[Start]

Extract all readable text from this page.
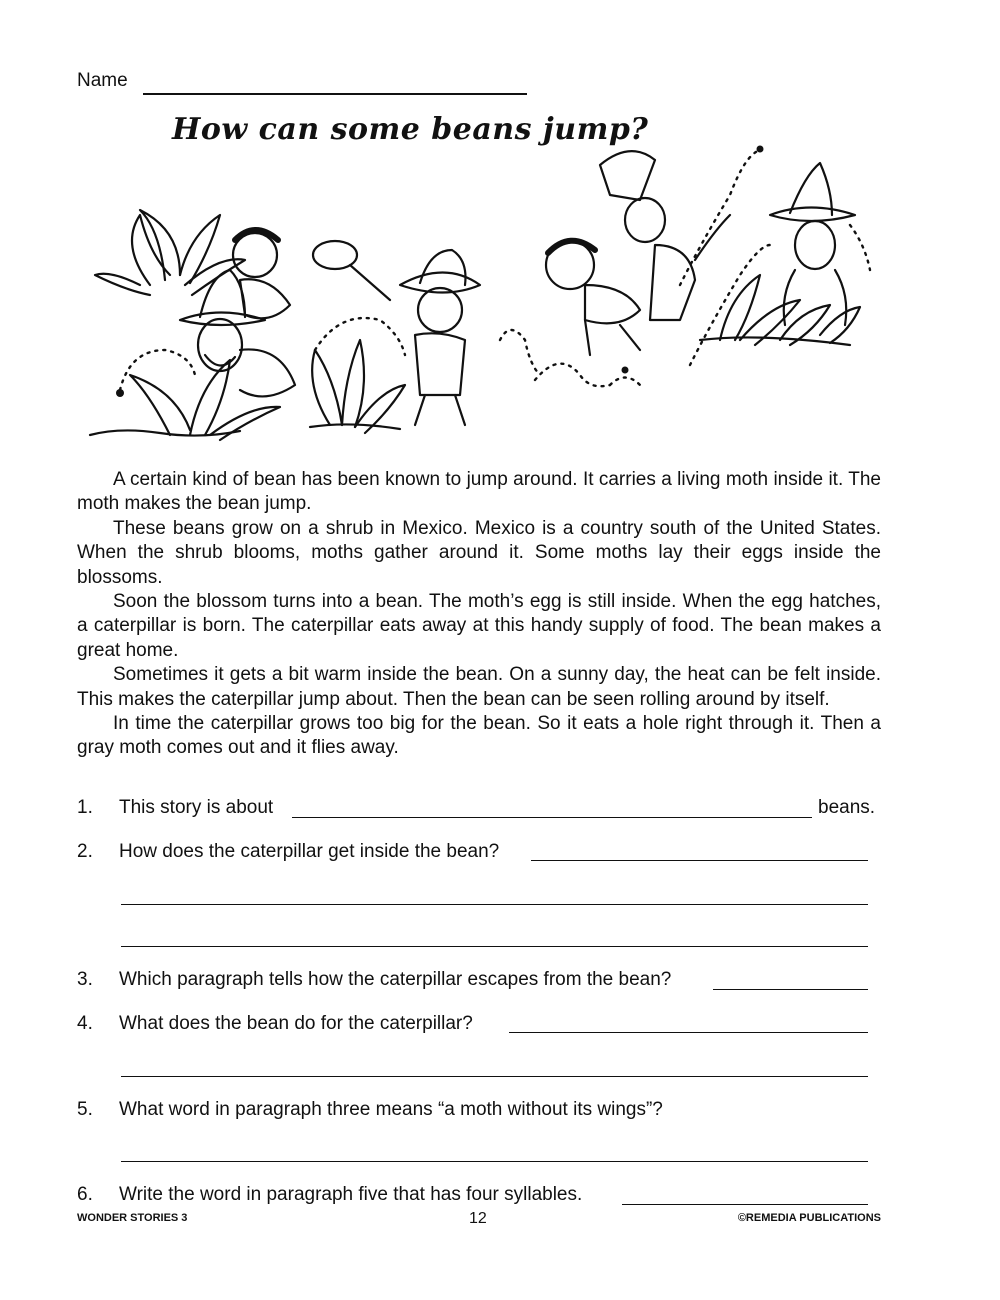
Name
How can some beans jump?

A certain kind of bean has been known to jump around. It carries a living moth inside it. The moth makes the bean jump.

These beans grow on a shrub in Mexico. Mexico is a country south of the United States. When the shrub blooms, moths gather around it. Some moths lay their eggs inside the blossoms.

Soon the blossom turns into a bean. The moth’s egg is still inside. When the egg hatches, a caterpillar is born. The caterpillar eats away at this handy supply of food. The bean makes a great home.

Sometimes it gets a bit warm inside the bean. On a sunny day, the heat can be felt inside. This makes the caterpillar jump about. Then the bean can be seen rolling around by itself.

In time the caterpillar grows too big for the bean. So it eats a hole right through it. Then a gray moth comes out and it flies away.

1. This story is about	beans.
2. How does the caterpillar get inside the bean?
3. Which paragraph tells how the caterpillar escapes from the bean?
4. What does the bean do for the caterpillar?
5. What word in paragraph three means “a moth without its wings”?
6. Write the word in paragraph five that has four syllables.
WONDER STORIES 3	12	©REMEDIA PUBLICATIONS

[End]

WORK REQUIRED – Copy the records exactly as they appear, excluding images.

TASK SOLUTION –
Extract all readable text from this page.
Name
How can some beans jump?

A certain kind of bean has been known to jump around. It carries a living moth inside it. The moth makes the bean jump.

These beans grow on a shrub in Mexico. Mexico is a country south of the United States. When the shrub blooms, moths gather around it. Some moths lay their eggs inside the blossoms.

Soon the blossom turns into a bean. The moth’s egg is still inside. When the egg hatches, a caterpillar is born. The caterpillar eats away at this handy supply of food. The bean makes a great home.

Sometimes it gets a bit warm inside the bean. On a sunny day, the heat can be felt inside. This makes the caterpillar jump about. Then the bean can be seen rolling around by itself.

In time the caterpillar grows too big for the bean. So it eats a hole right through it. Then a gray moth comes out and it flies away.

1. This story is about	beans.
2. How does the caterpillar get inside the bean?
3. Which paragraph tells how the caterpillar escapes from the bean?
4. What does the bean do for the caterpillar?
5. What word in paragraph three means “a moth without its wings”?
6. Write the word in paragraph five that has four syllables.
WONDER STORIES 3	12	©REMEDIA PUBLICATIONS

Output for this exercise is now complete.